**Given request**: Each record needs to be echoed exactly; can you do that?

**Recorded data**:
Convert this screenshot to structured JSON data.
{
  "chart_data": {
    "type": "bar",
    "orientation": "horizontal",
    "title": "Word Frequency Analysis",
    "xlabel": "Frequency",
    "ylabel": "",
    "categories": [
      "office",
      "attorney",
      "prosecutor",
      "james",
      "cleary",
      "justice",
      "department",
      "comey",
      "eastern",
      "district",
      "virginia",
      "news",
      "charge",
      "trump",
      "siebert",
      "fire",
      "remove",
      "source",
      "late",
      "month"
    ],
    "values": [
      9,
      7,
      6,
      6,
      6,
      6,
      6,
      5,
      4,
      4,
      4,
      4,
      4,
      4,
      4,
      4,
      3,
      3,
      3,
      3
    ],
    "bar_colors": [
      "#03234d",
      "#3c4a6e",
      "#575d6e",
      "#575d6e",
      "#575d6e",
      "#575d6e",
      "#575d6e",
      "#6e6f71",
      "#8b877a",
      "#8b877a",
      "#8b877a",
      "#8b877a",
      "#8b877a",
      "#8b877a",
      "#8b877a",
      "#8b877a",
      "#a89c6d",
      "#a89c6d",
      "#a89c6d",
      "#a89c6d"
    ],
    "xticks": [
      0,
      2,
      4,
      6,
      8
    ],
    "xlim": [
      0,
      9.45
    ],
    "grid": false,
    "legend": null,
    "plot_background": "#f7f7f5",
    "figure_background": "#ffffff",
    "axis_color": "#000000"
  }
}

**Solved exercise**:
Convert this screenshot to structured JSON data.
{
  "chart_data": {
    "type": "bar",
    "orientation": "horizontal",
    "title": "Word Frequency Analysis",
    "xlabel": "Frequency",
    "ylabel": "",
    "categories": [
      "office",
      "attorney",
      "prosecutor",
      "james",
      "cleary",
      "justice",
      "department",
      "comey",
      "eastern",
      "district",
      "virginia",
      "news",
      "charge",
      "trump",
      "siebert",
      "fire",
      "remove",
      "source",
      "late",
      "month"
    ],
    "values": [
      9,
      7,
      6,
      6,
      6,
      6,
      6,
      5,
      4,
      4,
      4,
      4,
      4,
      4,
      4,
      4,
      3,
      3,
      3,
      3
    ],
    "bar_colors": [
      "#03234d",
      "#3c4a6e",
      "#575d6e",
      "#575d6e",
      "#575d6e",
      "#575d6e",
      "#575d6e",
      "#6e6f71",
      "#8b877a",
      "#8b877a",
      "#8b877a",
      "#8b877a",
      "#8b877a",
      "#8b877a",
      "#8b877a",
      "#8b877a",
      "#a89c6d",
      "#a89c6d",
      "#a89c6d",
      "#a89c6d"
    ],
    "xticks": [
      0,
      2,
      4,
      6,
      8
    ],
    "xlim": [
      0,
      9.45
    ],
    "grid": false,
    "legend": null,
    "plot_background": "#f7f7f5",
    "figure_background": "#ffffff",
    "axis_color": "#000000"
  }
}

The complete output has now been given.